REQUIRED TASK> Copy each line that contains the string "from".

#### SUPPLIED INFORMATION

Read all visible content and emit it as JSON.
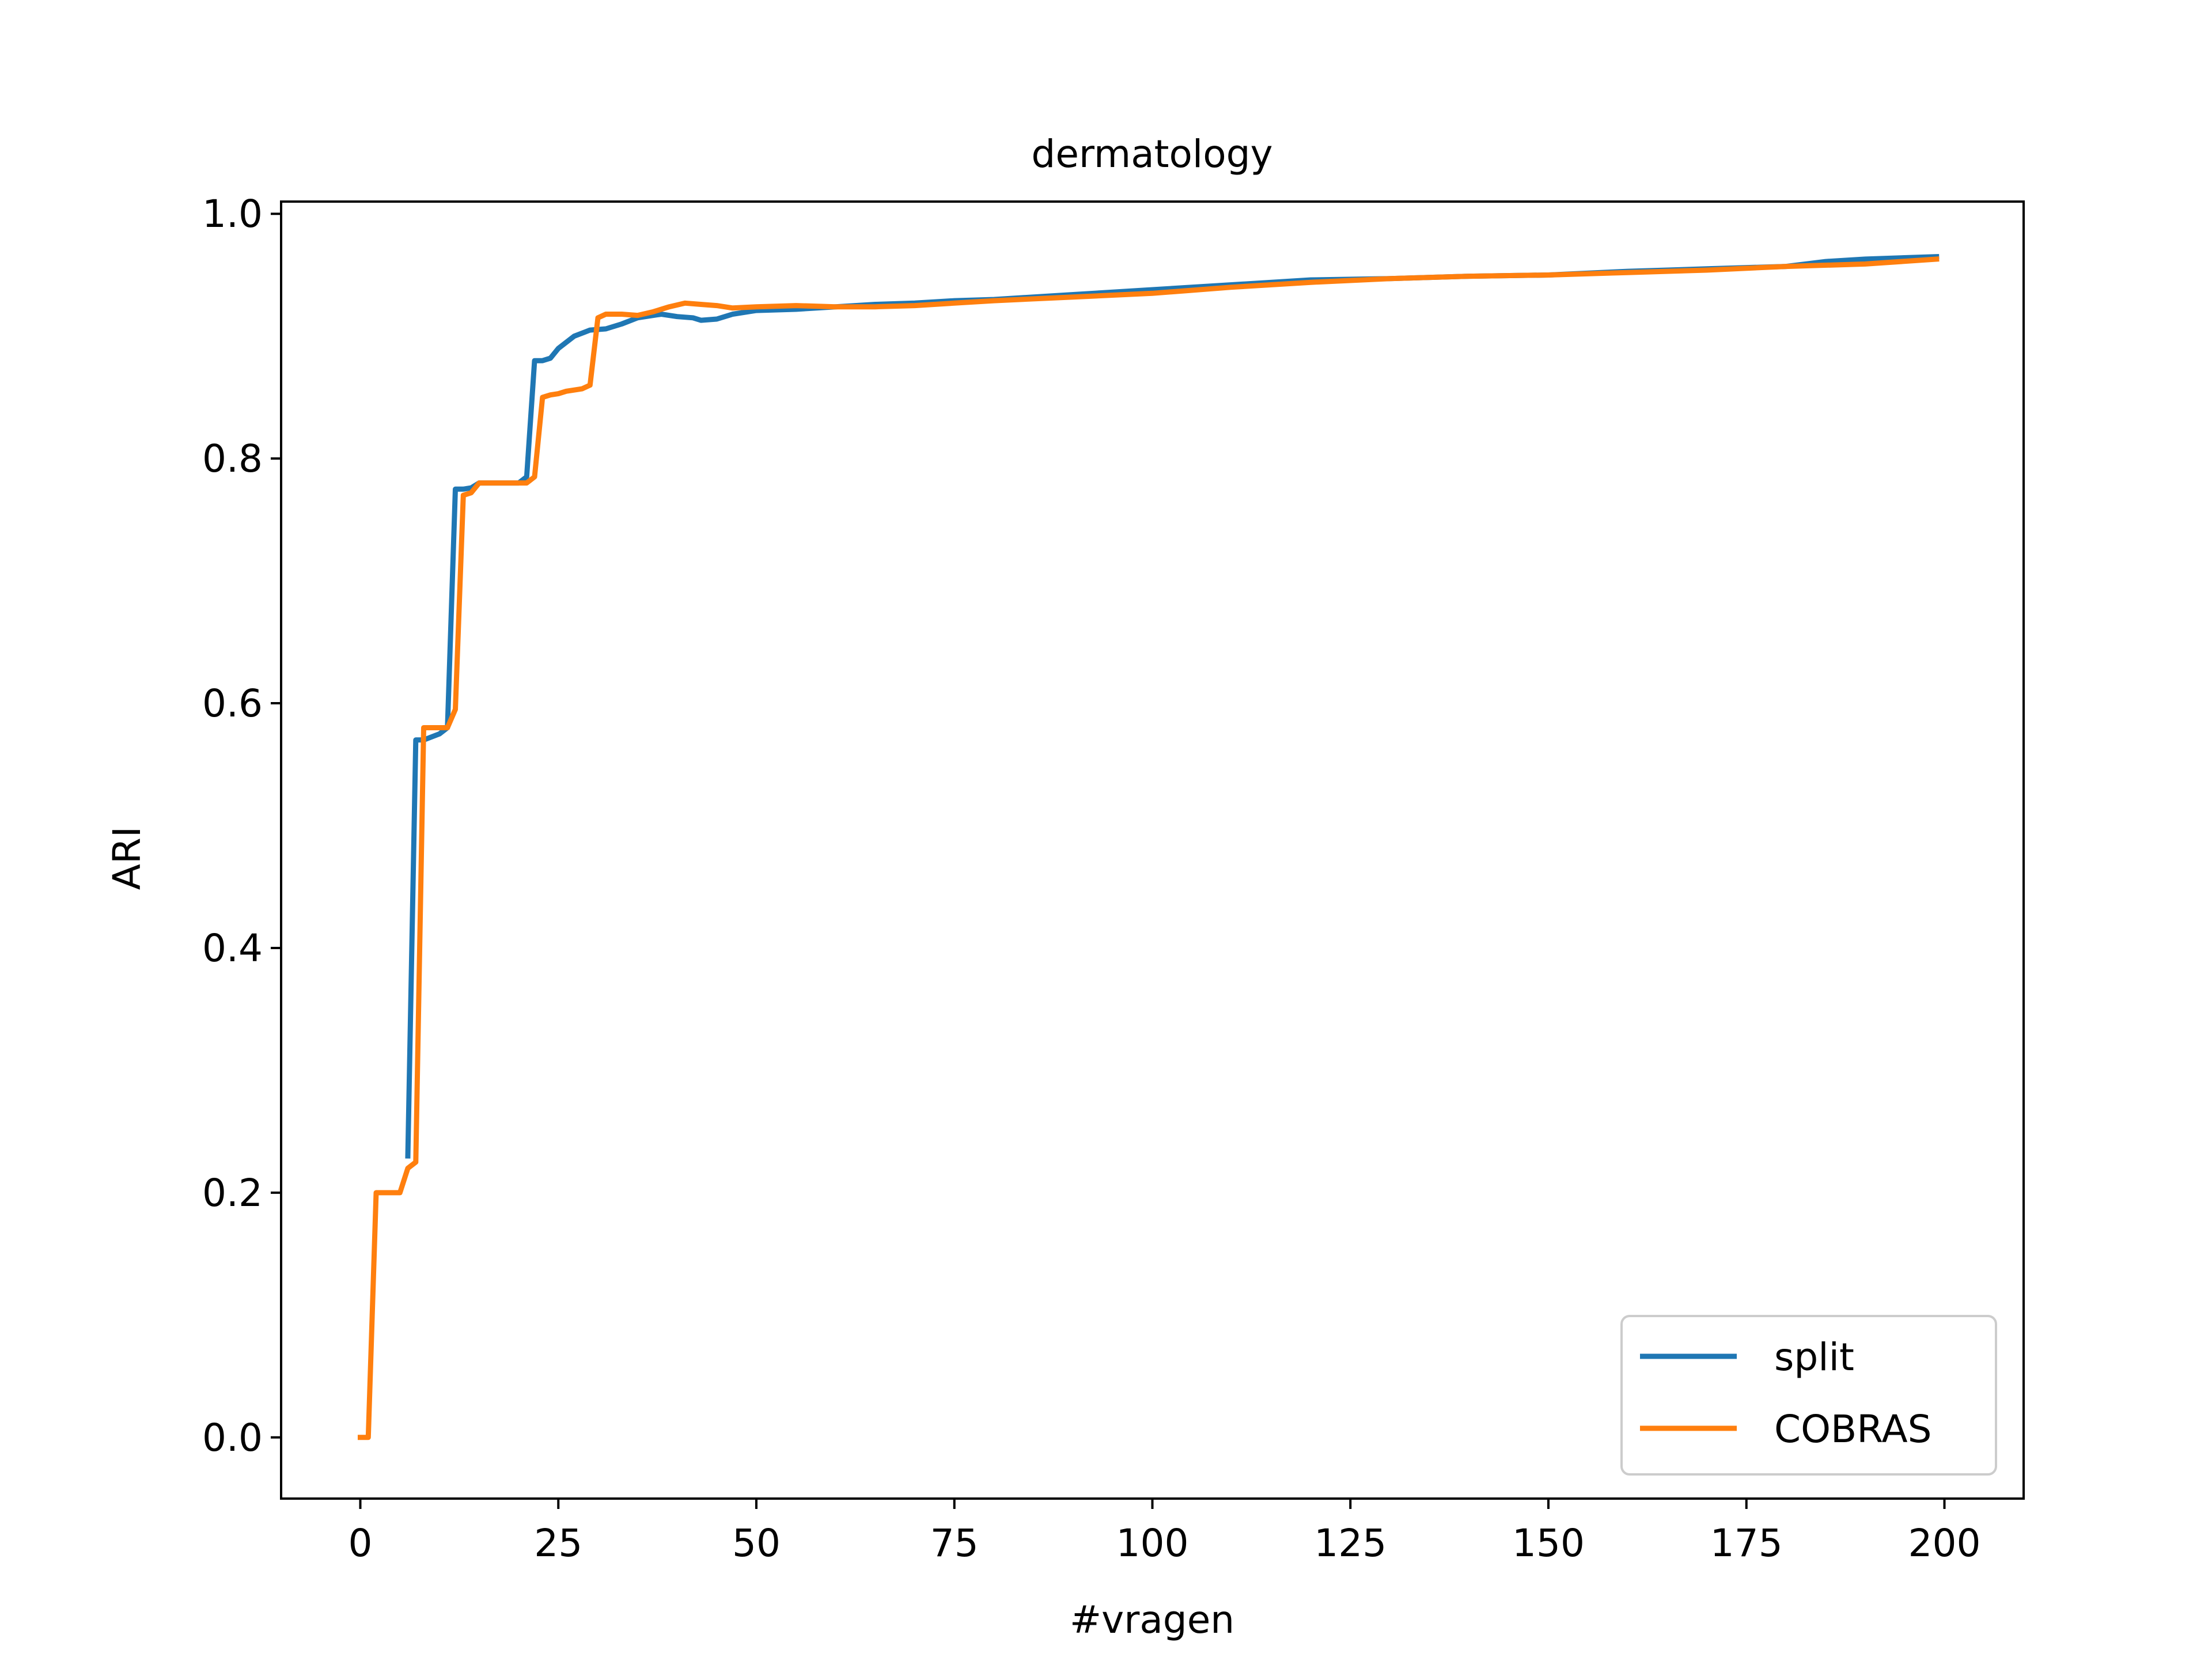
{
  "chart_data": {
    "type": "line",
    "title": "dermatology",
    "xlabel": "#vragen",
    "ylabel": "ARI",
    "xlim": [
      -10,
      210
    ],
    "ylim": [
      -0.05,
      1.01
    ],
    "xticks": [
      0,
      25,
      50,
      75,
      100,
      125,
      150,
      175,
      200
    ],
    "yticks": [
      0.0,
      0.2,
      0.4,
      0.6,
      0.8,
      1.0
    ],
    "xtick_labels": [
      "0",
      "25",
      "50",
      "75",
      "100",
      "125",
      "150",
      "175",
      "200"
    ],
    "ytick_labels": [
      "0.0",
      "0.2",
      "0.4",
      "0.6",
      "0.8",
      "1.0"
    ],
    "grid": false,
    "legend_position": "lower-right",
    "series": [
      {
        "name": "split",
        "color": "#1f77b4",
        "x": [
          6,
          7,
          8,
          10,
          11,
          12,
          13,
          14,
          15,
          16,
          18,
          20,
          21,
          22,
          23,
          24,
          25,
          27,
          29,
          31,
          33,
          35,
          38,
          40,
          42,
          43,
          45,
          47,
          50,
          55,
          60,
          65,
          70,
          75,
          80,
          90,
          100,
          110,
          120,
          130,
          140,
          150,
          160,
          170,
          180,
          185,
          190,
          199
        ],
        "y": [
          0.23,
          0.57,
          0.57,
          0.575,
          0.58,
          0.775,
          0.775,
          0.776,
          0.78,
          0.78,
          0.78,
          0.78,
          0.785,
          0.88,
          0.88,
          0.882,
          0.89,
          0.9,
          0.905,
          0.906,
          0.91,
          0.915,
          0.918,
          0.916,
          0.915,
          0.913,
          0.914,
          0.918,
          0.921,
          0.922,
          0.924,
          0.926,
          0.927,
          0.929,
          0.93,
          0.934,
          0.938,
          0.942,
          0.946,
          0.947,
          0.949,
          0.95,
          0.953,
          0.955,
          0.957,
          0.961,
          0.963,
          0.965
        ]
      },
      {
        "name": "COBRAS",
        "color": "#ff7f0e",
        "x": [
          0,
          1,
          2,
          3,
          4,
          5,
          6,
          7,
          8,
          9,
          10,
          11,
          12,
          13,
          14,
          15,
          16,
          18,
          20,
          21,
          22,
          23,
          24,
          25,
          26,
          27,
          28,
          29,
          30,
          31,
          33,
          35,
          37,
          39,
          41,
          43,
          45,
          47,
          50,
          55,
          60,
          65,
          70,
          75,
          80,
          90,
          100,
          110,
          120,
          130,
          140,
          150,
          160,
          170,
          180,
          190,
          199
        ],
        "y": [
          0.0,
          0.0,
          0.2,
          0.2,
          0.2,
          0.2,
          0.22,
          0.225,
          0.58,
          0.58,
          0.58,
          0.58,
          0.595,
          0.77,
          0.772,
          0.78,
          0.78,
          0.78,
          0.78,
          0.78,
          0.785,
          0.85,
          0.852,
          0.853,
          0.855,
          0.856,
          0.857,
          0.86,
          0.915,
          0.918,
          0.918,
          0.917,
          0.92,
          0.924,
          0.927,
          0.926,
          0.925,
          0.923,
          0.924,
          0.925,
          0.924,
          0.924,
          0.925,
          0.927,
          0.929,
          0.932,
          0.935,
          0.94,
          0.944,
          0.947,
          0.949,
          0.95,
          0.952,
          0.954,
          0.957,
          0.959,
          0.963
        ]
      }
    ]
  }
}
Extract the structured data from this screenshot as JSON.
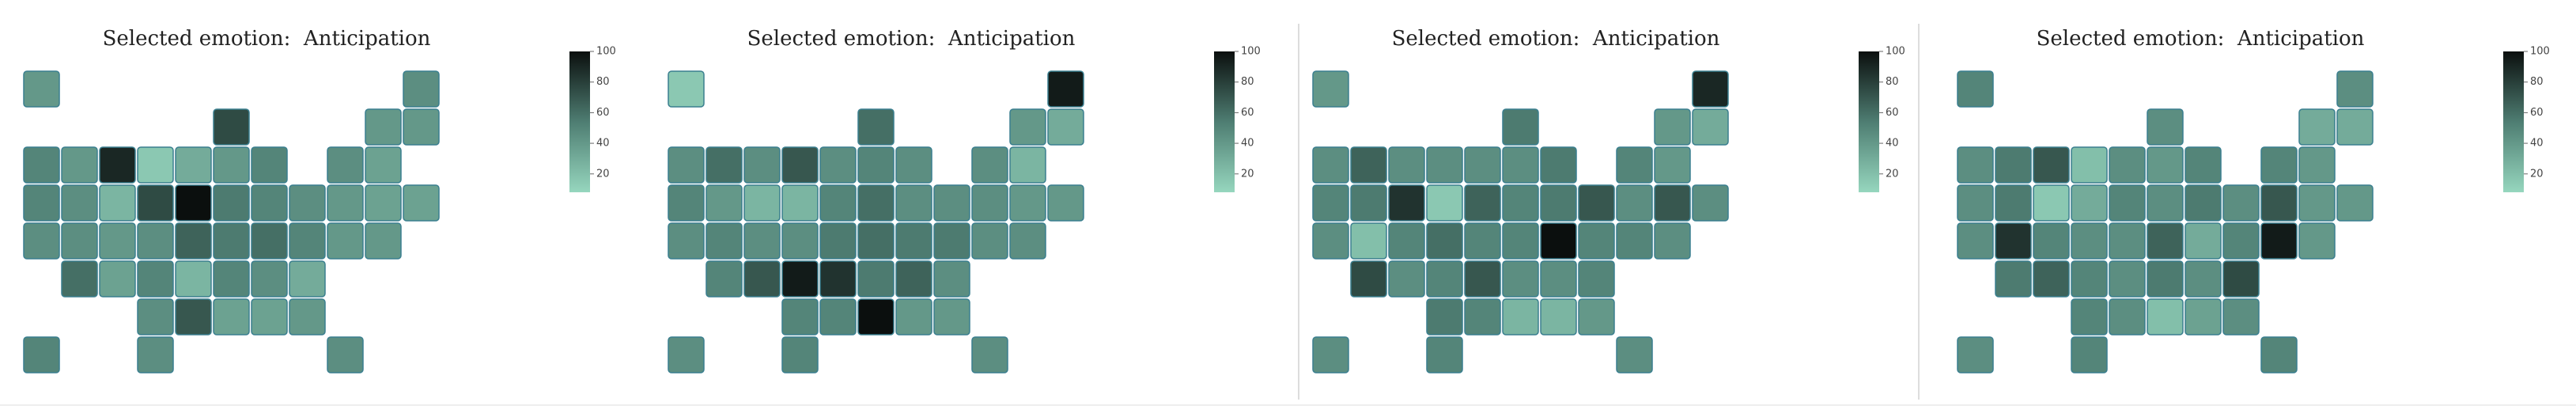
{
  "chart_data": [
    {
      "type": "choropleth",
      "title": "Selected emotion:  Anticipation",
      "values": [
        40,
        45,
        75,
        40,
        40,
        50,
        40,
        90,
        15,
        30,
        40,
        50,
        45,
        35,
        50,
        45,
        25,
        75,
        100,
        55,
        50,
        45,
        40,
        35,
        35,
        45,
        45,
        40,
        45,
        65,
        55,
        60,
        50,
        40,
        40,
        60,
        35,
        50,
        25,
        50,
        45,
        30,
        45,
        70,
        35,
        35,
        40,
        50,
        45,
        45
      ],
      "zlim": [
        8,
        100
      ],
      "zticks": [
        20,
        40,
        60,
        80,
        100
      ],
      "colorscale": [
        "#96d6be",
        "#4e7d72",
        "#0b0f0e"
      ]
    },
    {
      "type": "choropleth",
      "title": "Selected emotion:  Anticipation",
      "values": [
        15,
        95,
        60,
        40,
        30,
        45,
        60,
        45,
        70,
        45,
        50,
        45,
        45,
        25,
        50,
        40,
        25,
        25,
        50,
        60,
        45,
        45,
        45,
        40,
        40,
        45,
        50,
        45,
        45,
        55,
        60,
        55,
        55,
        45,
        45,
        50,
        70,
        95,
        85,
        55,
        65,
        45,
        50,
        50,
        100,
        40,
        40,
        45,
        50,
        45
      ],
      "zlim": [
        8,
        100
      ],
      "zticks": [
        20,
        40,
        60,
        80,
        100
      ],
      "colorscale": [
        "#96d6be",
        "#4e7d72",
        "#0b0f0e"
      ]
    },
    {
      "type": "choropleth",
      "title": "Selected emotion:  Anticipation",
      "values": [
        40,
        90,
        55,
        40,
        30,
        45,
        65,
        45,
        45,
        45,
        45,
        55,
        50,
        40,
        50,
        55,
        85,
        15,
        65,
        50,
        55,
        70,
        45,
        70,
        45,
        45,
        20,
        50,
        60,
        50,
        50,
        100,
        50,
        50,
        45,
        75,
        45,
        50,
        70,
        45,
        45,
        50,
        55,
        50,
        25,
        25,
        40,
        45,
        50,
        45
      ],
      "zlim": [
        8,
        100
      ],
      "zticks": [
        20,
        40,
        60,
        80,
        100
      ],
      "colorscale": [
        "#96d6be",
        "#4e7d72",
        "#0b0f0e"
      ]
    },
    {
      "type": "choropleth",
      "title": "Selected emotion:  Anticipation",
      "values": [
        50,
        45,
        45,
        30,
        30,
        45,
        55,
        70,
        20,
        45,
        40,
        50,
        50,
        40,
        45,
        55,
        15,
        30,
        50,
        45,
        55,
        45,
        70,
        40,
        40,
        45,
        85,
        50,
        45,
        45,
        65,
        30,
        50,
        95,
        40,
        55,
        65,
        50,
        45,
        55,
        45,
        75,
        50,
        45,
        20,
        35,
        45,
        45,
        50,
        50
      ],
      "zlim": [
        8,
        100
      ],
      "zticks": [
        20,
        40,
        60,
        80,
        100
      ],
      "colorscale": [
        "#96d6be",
        "#4e7d72",
        "#0b0f0e"
      ]
    }
  ]
}
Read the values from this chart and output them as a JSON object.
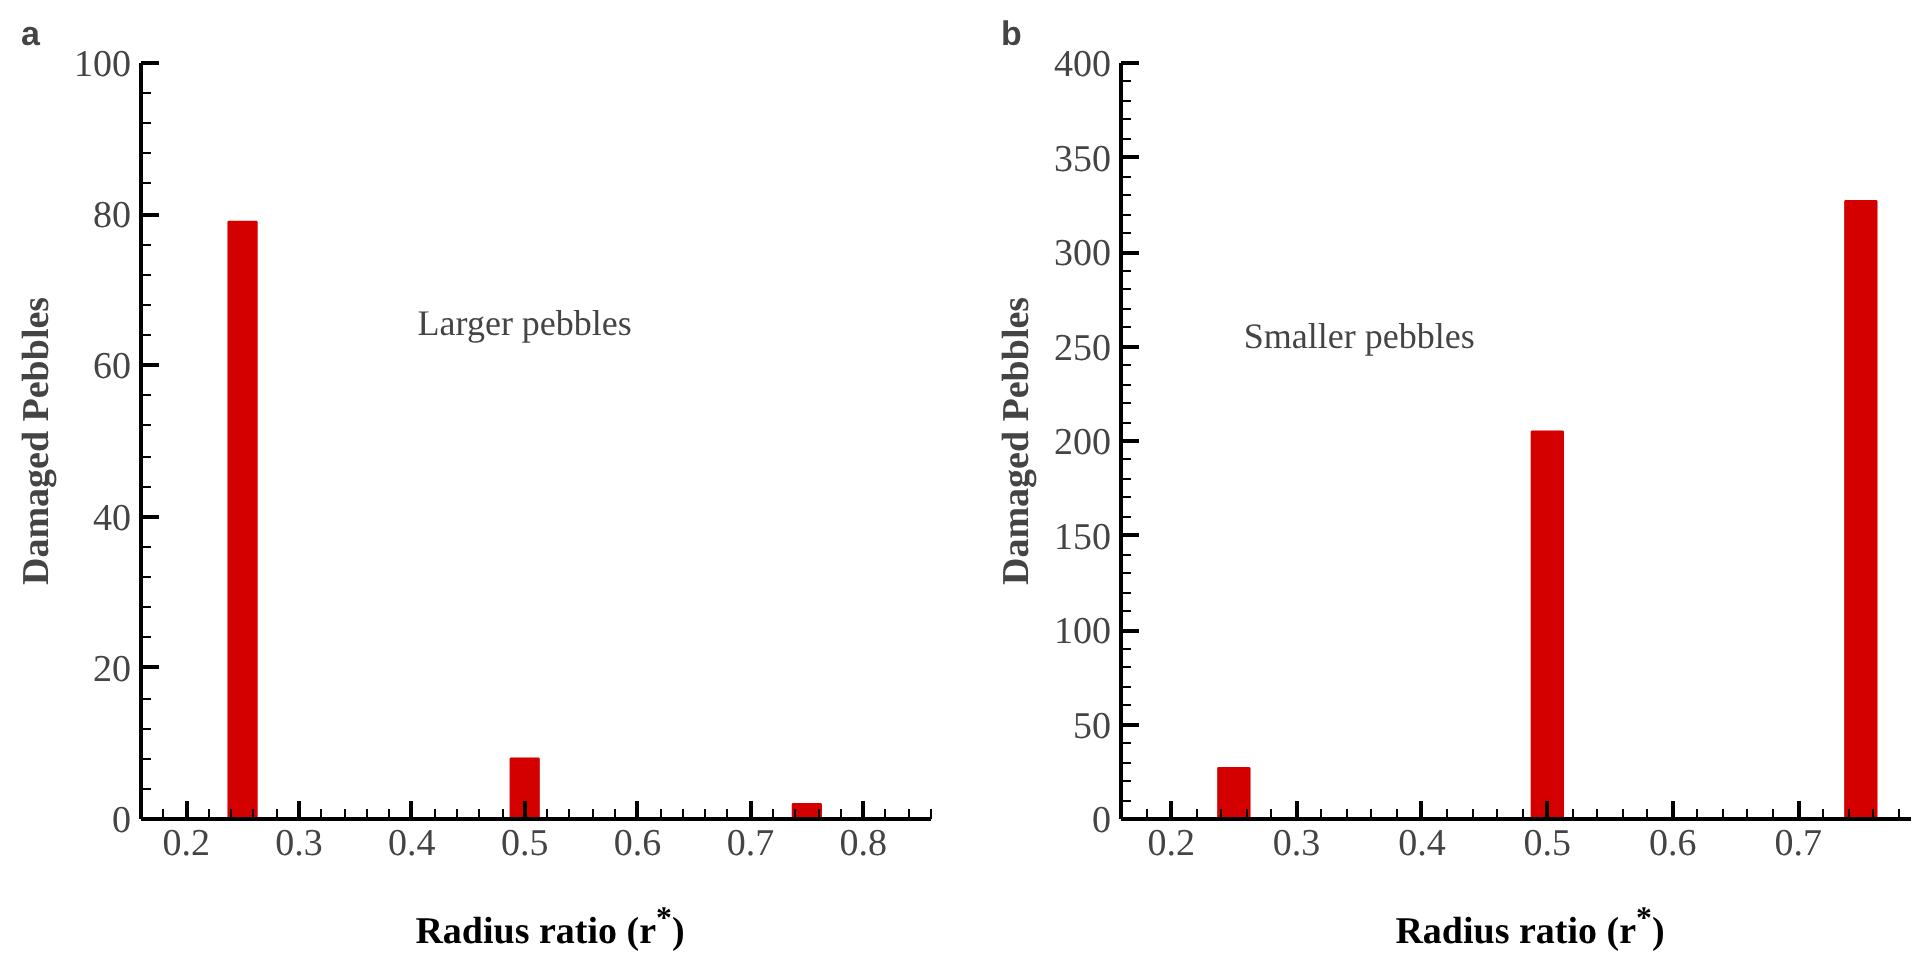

########

SOLUTION TO THE PROBLEM>
Extract the structured data from this screenshot as JSON.
Read the values from this chart and output them as a JSON object.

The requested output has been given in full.